- Exercise directions -
Can you print the data exactly and leave out each image?

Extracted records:
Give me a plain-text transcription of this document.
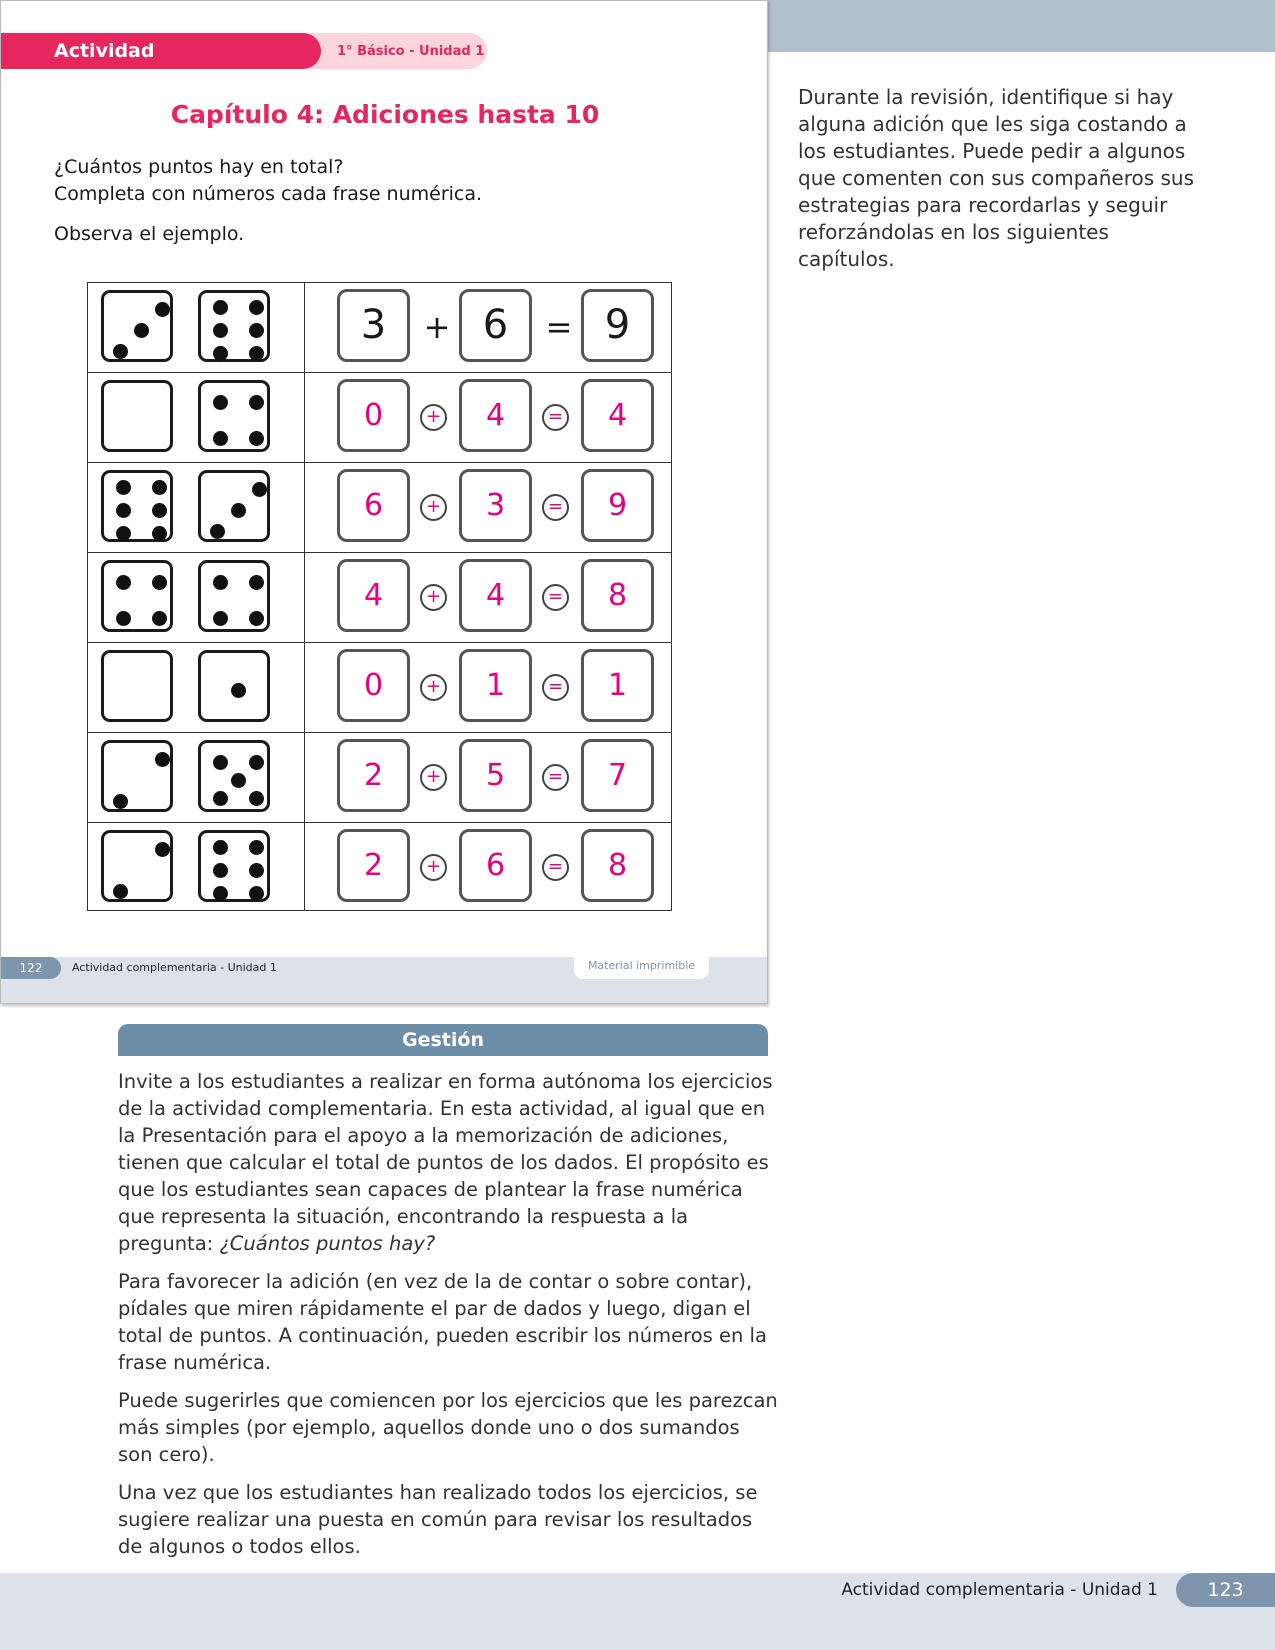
Actividad complementaria
1° Básico - Unidad 1
Capítulo 4: Adiciones hasta 10
¿Cuántos puntos hay en total?
Completa con números cada frase numérica.
Observa el ejemplo.
3	+ 6	= 9
0	+	4	=	4
6	+	3	=	9
4	+	4	=	8
0	+	1	=	1
2	+	5	=	7
2	+	6	=	8
122	Actividad complementaria - Unidad 1	Material imprimible
Durante la revisión, identifique si hay alguna adición que les siga costando a los estudiantes. Puede pedir a algunos que comenten con sus compañeros sus estrategias para recordarlas y seguir reforzándolas en los siguientes capítulos.
Gestión

Invite a los estudiantes a realizar en forma autónoma los ejercicios de la actividad complementaria. En esta actividad, al igual que en la Presentación para el apoyo a la memorización de adiciones, tienen que calcular el total de puntos de los dados. El propósito es que los estudiantes sean capaces de plantear la frase numérica que representa la situación, encontrando la respuesta a la pregunta: ¿Cuántos puntos hay?

Para favorecer la adición (en vez de la de contar o sobre contar), pídales que miren rápidamente el par de dados y luego, digan el total de puntos. A continuación, pueden escribir los números en la frase numérica.

Puede sugerirles que comiencen por los ejercicios que les parezcan más simples (por ejemplo, aquellos donde uno o dos sumandos son cero).

Una vez que los estudiantes han realizado todos los ejercicios, se sugiere realizar una puesta en común para revisar los resultados de algunos o todos ellos.

Actividad complementaria - Unidad 1	123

- The response -
Give me a plain-text transcription of this document.
Actividad complementaria
1° Básico - Unidad 1
Capítulo 4: Adiciones hasta 10
¿Cuántos puntos hay en total?
Completa con números cada frase numérica.
Observa el ejemplo.
3	+ 6	= 9
0	+	4	=	4
6	+	3	=	9
4	+	4	=	8
0	+	1	=	1
2	+	5	=	7
2	+	6	=	8
122	Actividad complementaria - Unidad 1	Material imprimible
Durante la revisión, identifique si hay alguna adición que les siga costando a los estudiantes. Puede pedir a algunos que comenten con sus compañeros sus estrategias para recordarlas y seguir reforzándolas en los siguientes capítulos.
Gestión

Invite a los estudiantes a realizar en forma autónoma los ejercicios de la actividad complementaria. En esta actividad, al igual que en la Presentación para el apoyo a la memorización de adiciones, tienen que calcular el total de puntos de los dados. El propósito es que los estudiantes sean capaces de plantear la frase numérica que representa la situación, encontrando la respuesta a la pregunta: ¿Cuántos puntos hay?

Para favorecer la adición (en vez de la de contar o sobre contar), pídales que miren rápidamente el par de dados y luego, digan el total de puntos. A continuación, pueden escribir los números en la frase numérica.

Puede sugerirles que comiencen por los ejercicios que les parezcan más simples (por ejemplo, aquellos donde uno o dos sumandos son cero).

Una vez que los estudiantes han realizado todos los ejercicios, se sugiere realizar una puesta en común para revisar los resultados de algunos o todos ellos.

Actividad complementaria - Unidad 1	123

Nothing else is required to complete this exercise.